TASK INSTRUCTIONS. Select from the records below every line that has the word "JSON" in it.

--- DATASET RECORDS ---

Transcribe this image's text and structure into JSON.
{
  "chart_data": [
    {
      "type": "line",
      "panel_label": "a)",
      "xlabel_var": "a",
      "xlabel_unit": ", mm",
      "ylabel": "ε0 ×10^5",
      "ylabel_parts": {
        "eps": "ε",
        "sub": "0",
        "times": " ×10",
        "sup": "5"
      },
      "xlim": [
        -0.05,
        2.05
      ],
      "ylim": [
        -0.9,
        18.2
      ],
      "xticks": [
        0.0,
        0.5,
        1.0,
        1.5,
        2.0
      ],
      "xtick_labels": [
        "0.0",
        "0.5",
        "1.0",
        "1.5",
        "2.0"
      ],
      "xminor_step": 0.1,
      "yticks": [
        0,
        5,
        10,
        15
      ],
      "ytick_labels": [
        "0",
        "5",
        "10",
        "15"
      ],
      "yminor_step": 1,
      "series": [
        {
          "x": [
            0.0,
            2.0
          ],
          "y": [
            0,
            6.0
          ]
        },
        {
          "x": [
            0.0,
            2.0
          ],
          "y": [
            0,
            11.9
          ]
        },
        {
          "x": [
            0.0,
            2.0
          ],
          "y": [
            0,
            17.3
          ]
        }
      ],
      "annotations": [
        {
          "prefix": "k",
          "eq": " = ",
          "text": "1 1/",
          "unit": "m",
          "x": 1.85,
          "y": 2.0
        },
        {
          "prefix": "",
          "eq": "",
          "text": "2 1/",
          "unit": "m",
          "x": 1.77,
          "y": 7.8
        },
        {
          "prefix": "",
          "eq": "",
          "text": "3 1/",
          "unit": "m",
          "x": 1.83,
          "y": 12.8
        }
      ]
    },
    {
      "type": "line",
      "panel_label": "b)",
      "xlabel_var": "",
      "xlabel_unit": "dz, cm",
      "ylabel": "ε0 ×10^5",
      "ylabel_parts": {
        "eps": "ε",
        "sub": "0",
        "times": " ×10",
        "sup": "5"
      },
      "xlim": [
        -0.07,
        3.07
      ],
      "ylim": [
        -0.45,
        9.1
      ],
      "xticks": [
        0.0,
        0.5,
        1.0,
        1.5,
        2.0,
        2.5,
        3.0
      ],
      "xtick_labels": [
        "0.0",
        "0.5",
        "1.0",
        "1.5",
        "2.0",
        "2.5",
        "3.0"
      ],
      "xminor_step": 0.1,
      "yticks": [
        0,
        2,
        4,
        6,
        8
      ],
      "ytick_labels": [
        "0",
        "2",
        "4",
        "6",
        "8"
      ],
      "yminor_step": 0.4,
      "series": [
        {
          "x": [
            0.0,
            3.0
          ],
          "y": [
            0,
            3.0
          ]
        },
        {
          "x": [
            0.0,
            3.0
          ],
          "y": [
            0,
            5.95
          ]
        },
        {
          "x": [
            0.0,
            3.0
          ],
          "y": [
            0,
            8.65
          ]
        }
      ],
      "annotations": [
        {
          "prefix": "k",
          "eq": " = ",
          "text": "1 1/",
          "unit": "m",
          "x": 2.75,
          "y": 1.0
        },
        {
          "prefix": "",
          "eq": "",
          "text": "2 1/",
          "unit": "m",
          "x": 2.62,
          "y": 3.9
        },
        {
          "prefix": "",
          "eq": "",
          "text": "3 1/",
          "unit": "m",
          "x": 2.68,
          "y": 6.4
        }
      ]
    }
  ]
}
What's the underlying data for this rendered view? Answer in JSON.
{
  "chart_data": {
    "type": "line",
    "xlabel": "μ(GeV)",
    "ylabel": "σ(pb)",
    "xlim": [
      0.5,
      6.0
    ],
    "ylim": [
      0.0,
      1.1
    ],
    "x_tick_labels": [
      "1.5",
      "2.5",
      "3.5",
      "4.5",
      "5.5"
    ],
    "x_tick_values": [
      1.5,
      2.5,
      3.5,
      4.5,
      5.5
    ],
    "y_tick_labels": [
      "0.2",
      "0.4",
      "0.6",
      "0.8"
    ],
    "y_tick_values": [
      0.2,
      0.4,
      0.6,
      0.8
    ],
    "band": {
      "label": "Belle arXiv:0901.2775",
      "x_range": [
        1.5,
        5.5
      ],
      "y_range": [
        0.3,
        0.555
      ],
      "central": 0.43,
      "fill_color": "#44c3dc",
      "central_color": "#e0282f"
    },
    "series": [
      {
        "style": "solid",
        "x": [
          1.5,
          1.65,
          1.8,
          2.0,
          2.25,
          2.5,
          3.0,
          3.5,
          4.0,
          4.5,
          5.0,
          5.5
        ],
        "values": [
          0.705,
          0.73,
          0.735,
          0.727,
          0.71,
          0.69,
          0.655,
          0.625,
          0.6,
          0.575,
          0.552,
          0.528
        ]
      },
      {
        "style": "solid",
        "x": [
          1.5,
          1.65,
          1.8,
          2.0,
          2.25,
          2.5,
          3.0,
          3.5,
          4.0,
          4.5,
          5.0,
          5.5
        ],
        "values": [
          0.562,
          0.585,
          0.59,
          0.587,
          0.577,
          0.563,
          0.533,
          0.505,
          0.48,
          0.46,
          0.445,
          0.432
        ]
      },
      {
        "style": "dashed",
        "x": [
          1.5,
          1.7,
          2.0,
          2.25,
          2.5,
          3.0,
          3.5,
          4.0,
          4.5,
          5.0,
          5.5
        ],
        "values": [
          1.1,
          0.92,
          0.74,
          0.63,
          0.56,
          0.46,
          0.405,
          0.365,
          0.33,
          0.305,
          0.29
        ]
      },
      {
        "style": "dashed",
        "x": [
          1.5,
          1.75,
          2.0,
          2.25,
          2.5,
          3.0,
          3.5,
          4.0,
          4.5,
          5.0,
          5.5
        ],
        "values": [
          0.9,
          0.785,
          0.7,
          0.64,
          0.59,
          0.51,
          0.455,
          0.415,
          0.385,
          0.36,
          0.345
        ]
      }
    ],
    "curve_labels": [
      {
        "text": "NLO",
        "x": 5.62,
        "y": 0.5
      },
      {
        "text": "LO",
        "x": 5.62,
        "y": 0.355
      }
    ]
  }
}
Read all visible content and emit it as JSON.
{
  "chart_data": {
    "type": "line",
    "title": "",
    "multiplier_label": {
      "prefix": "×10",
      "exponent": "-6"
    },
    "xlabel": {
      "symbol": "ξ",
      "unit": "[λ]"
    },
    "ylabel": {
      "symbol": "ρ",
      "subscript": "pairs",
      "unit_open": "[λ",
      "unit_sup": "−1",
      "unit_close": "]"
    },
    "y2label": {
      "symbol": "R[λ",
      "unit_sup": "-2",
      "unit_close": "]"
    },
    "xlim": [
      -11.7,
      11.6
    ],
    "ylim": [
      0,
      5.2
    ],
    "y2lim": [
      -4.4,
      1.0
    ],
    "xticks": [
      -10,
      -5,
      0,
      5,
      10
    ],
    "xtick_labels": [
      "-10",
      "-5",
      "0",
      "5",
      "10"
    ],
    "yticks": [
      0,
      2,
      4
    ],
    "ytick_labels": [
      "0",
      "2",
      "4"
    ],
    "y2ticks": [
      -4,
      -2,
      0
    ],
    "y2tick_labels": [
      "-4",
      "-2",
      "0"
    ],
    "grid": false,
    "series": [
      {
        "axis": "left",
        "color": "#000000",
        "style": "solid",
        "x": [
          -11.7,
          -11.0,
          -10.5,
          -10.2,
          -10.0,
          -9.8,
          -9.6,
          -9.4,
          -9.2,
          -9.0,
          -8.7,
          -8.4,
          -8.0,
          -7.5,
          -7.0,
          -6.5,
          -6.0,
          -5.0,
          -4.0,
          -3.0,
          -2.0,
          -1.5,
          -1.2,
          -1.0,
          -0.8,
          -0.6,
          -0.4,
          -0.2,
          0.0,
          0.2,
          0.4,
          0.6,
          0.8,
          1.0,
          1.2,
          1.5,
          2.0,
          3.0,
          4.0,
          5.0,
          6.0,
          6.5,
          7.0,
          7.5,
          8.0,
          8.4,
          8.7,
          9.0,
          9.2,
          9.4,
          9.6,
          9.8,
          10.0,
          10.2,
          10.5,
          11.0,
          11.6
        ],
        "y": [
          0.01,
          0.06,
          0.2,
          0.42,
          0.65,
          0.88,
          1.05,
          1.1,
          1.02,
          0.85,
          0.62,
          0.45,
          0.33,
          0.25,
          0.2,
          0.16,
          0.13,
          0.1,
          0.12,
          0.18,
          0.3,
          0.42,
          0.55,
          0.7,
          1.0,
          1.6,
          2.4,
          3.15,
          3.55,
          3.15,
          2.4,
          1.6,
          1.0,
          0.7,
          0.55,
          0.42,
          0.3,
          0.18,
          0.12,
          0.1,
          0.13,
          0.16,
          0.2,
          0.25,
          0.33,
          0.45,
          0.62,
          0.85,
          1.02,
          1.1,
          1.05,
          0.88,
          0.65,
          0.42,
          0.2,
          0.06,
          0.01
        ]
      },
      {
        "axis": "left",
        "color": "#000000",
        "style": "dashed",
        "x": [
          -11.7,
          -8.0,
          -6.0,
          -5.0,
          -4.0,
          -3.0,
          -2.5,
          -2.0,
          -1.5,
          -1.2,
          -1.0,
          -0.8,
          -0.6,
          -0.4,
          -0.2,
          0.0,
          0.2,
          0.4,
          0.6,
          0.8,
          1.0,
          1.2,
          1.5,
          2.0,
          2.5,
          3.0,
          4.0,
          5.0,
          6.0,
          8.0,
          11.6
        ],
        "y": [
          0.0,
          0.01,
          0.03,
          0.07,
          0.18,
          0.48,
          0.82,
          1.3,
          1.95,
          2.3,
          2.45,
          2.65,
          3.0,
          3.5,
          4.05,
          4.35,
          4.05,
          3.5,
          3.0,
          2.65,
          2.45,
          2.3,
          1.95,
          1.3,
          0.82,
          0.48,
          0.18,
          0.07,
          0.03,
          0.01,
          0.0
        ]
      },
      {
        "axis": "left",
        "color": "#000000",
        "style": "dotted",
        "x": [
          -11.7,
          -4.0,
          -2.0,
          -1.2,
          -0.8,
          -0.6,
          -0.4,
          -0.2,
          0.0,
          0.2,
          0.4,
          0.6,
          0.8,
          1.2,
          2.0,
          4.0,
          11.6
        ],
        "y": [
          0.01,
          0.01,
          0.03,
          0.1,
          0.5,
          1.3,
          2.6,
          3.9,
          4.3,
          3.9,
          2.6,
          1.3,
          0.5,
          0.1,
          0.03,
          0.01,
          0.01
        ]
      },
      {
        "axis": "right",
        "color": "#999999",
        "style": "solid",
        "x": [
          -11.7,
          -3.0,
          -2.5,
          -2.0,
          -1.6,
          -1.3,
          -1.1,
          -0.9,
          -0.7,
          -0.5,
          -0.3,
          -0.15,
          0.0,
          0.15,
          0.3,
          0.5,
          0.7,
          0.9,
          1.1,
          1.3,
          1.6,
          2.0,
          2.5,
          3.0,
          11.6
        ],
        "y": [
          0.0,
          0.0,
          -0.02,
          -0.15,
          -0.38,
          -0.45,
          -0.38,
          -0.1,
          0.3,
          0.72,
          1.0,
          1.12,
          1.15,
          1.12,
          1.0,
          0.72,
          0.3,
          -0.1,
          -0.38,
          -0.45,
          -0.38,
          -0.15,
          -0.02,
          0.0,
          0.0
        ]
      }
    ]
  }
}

---

EXERCISE ANSWER.
Transcribe this image's text and structure into JSON.
What's the underlying data for this rendered view? Answer in JSON.
Read all visible content and emit it as JSON.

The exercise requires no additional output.